§ What the task asks
Count how many lines contain the word "United". Respond with the number alone.

§ Extracted data
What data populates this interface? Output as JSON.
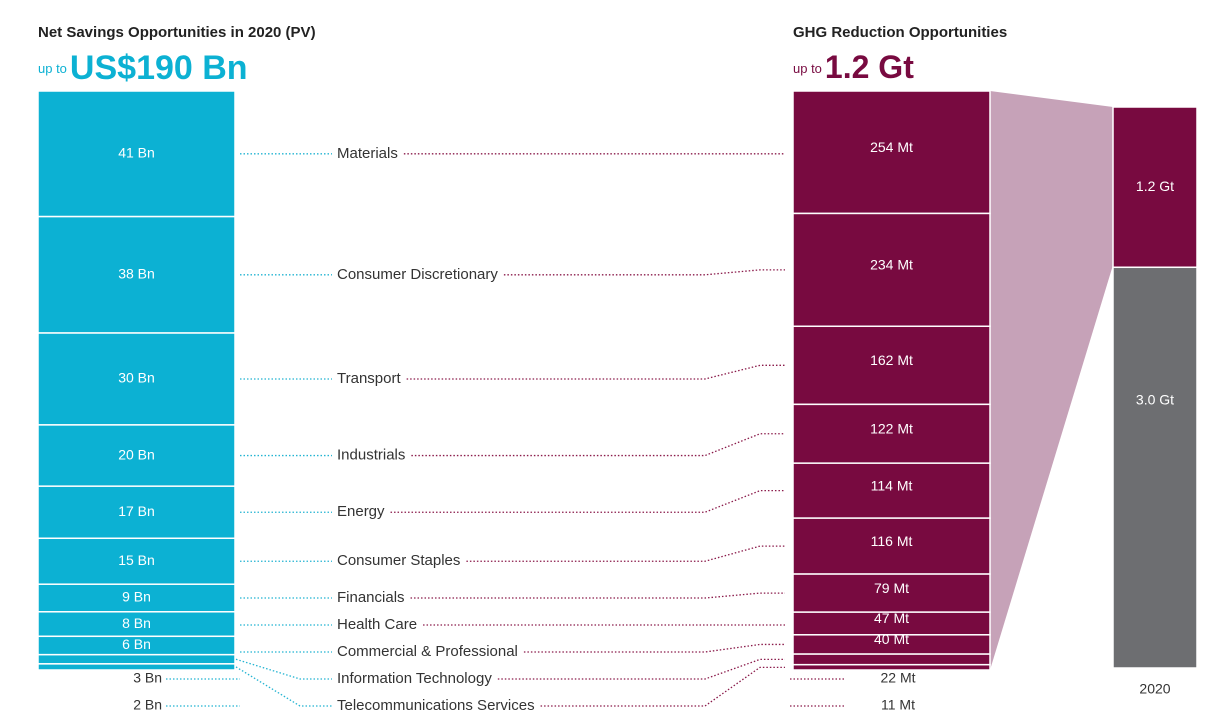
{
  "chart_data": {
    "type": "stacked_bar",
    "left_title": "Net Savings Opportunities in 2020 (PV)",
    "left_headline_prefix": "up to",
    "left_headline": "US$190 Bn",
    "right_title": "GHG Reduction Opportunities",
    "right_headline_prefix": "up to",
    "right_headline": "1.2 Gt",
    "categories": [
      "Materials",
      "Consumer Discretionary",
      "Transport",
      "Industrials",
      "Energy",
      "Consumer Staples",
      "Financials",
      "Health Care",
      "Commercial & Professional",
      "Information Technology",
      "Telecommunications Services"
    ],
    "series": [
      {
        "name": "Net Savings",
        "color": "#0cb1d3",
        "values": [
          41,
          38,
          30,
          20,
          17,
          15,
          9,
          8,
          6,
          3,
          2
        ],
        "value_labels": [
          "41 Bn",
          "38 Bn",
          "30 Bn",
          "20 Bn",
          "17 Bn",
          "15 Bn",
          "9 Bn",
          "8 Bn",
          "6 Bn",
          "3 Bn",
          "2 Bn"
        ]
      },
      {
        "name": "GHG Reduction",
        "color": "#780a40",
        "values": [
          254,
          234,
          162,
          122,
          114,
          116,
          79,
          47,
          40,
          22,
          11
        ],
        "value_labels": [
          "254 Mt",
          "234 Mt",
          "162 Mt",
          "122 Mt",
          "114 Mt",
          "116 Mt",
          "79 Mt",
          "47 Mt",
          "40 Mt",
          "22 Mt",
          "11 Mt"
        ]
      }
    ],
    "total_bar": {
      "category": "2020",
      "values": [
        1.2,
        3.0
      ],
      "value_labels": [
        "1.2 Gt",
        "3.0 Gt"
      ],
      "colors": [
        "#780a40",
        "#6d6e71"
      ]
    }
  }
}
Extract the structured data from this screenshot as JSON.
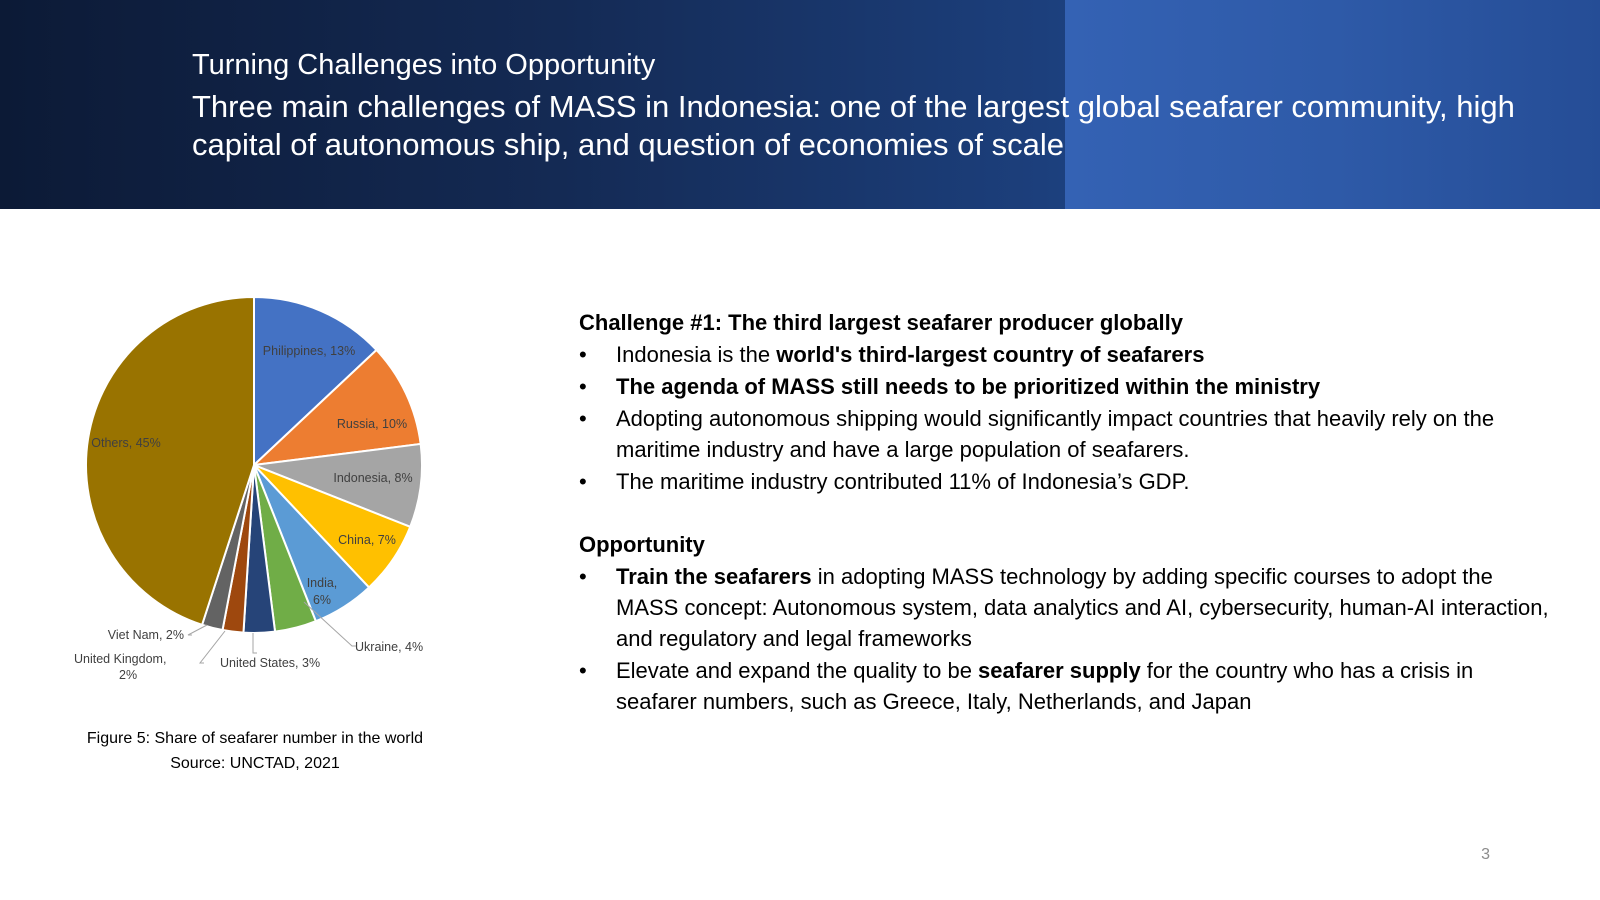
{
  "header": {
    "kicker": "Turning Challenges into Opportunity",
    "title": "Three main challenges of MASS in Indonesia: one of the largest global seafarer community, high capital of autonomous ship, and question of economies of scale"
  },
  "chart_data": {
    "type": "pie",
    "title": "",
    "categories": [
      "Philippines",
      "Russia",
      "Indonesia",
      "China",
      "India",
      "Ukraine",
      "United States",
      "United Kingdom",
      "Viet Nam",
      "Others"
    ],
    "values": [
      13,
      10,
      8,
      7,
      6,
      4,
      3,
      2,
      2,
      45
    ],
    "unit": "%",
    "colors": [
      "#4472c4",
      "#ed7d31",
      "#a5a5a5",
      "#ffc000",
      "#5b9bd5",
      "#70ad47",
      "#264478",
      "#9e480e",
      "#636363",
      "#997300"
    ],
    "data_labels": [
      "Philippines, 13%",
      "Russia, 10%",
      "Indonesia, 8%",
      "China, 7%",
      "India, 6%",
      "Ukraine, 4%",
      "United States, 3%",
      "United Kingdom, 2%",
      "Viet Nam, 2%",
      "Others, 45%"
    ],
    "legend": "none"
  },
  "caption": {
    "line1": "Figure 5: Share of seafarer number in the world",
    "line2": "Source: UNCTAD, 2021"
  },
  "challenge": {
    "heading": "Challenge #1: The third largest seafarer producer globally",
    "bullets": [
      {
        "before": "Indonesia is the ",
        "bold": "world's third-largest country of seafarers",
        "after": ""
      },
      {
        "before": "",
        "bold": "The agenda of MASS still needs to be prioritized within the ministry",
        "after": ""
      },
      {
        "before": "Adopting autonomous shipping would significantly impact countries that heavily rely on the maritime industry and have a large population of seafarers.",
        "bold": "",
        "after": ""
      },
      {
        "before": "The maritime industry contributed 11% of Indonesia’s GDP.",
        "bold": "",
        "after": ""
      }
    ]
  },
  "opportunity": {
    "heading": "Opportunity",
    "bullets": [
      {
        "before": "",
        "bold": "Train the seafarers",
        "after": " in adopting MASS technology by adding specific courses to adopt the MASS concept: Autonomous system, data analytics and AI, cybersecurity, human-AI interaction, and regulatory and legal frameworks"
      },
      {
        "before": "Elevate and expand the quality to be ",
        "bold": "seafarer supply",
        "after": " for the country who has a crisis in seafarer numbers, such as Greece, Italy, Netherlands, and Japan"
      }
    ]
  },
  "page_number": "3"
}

==

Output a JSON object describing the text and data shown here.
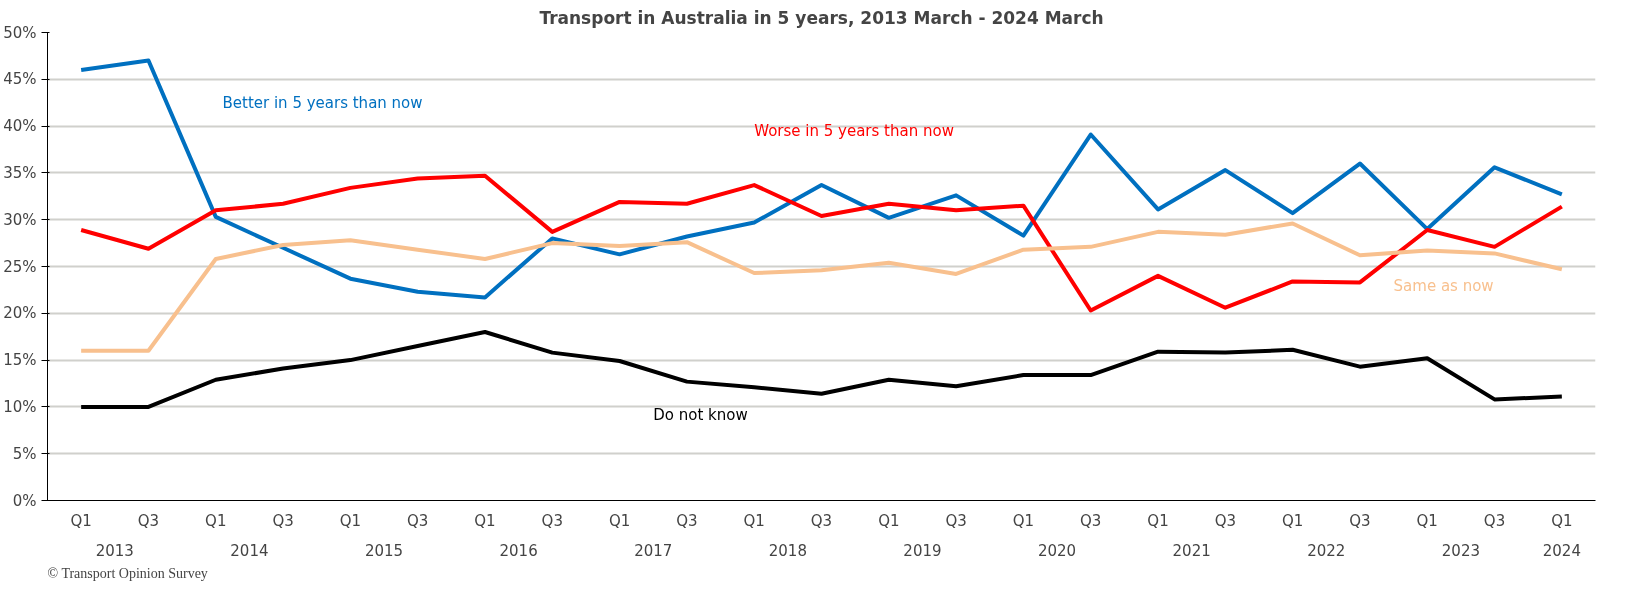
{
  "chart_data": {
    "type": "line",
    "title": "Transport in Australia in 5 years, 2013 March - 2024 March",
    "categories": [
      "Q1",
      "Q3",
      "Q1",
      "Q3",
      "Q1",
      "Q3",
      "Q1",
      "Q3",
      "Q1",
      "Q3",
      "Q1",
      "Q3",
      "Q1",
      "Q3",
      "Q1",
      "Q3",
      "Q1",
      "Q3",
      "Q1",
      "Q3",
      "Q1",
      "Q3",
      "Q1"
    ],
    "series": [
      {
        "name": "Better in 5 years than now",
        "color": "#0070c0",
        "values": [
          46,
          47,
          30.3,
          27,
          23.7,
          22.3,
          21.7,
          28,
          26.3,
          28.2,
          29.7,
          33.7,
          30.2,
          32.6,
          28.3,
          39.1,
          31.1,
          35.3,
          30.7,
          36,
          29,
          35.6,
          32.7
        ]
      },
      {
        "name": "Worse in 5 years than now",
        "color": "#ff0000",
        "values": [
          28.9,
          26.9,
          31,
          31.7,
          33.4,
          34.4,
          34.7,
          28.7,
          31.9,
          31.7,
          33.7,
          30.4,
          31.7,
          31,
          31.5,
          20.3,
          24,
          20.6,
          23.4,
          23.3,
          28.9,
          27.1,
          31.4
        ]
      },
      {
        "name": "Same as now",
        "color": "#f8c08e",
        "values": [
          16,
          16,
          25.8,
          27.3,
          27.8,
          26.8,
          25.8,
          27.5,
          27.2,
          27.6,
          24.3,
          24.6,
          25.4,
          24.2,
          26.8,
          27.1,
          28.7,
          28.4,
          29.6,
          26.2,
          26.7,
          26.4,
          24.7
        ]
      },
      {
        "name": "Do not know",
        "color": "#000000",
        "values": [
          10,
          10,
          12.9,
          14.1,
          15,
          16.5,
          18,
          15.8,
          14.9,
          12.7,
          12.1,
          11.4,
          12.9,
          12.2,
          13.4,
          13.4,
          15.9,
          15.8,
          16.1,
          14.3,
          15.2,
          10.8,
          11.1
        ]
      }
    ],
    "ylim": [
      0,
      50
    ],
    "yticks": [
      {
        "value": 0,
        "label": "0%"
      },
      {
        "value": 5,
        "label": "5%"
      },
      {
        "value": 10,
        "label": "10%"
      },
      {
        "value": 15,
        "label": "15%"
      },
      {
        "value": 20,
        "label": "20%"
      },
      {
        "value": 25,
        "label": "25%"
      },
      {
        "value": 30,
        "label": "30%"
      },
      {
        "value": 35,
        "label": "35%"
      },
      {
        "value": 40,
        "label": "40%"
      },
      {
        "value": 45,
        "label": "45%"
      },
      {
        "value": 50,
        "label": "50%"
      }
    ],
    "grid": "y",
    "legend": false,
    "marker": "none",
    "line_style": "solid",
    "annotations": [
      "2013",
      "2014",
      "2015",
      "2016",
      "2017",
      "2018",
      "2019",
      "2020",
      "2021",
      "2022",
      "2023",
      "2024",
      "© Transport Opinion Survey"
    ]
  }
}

§ Solution to the exercise
4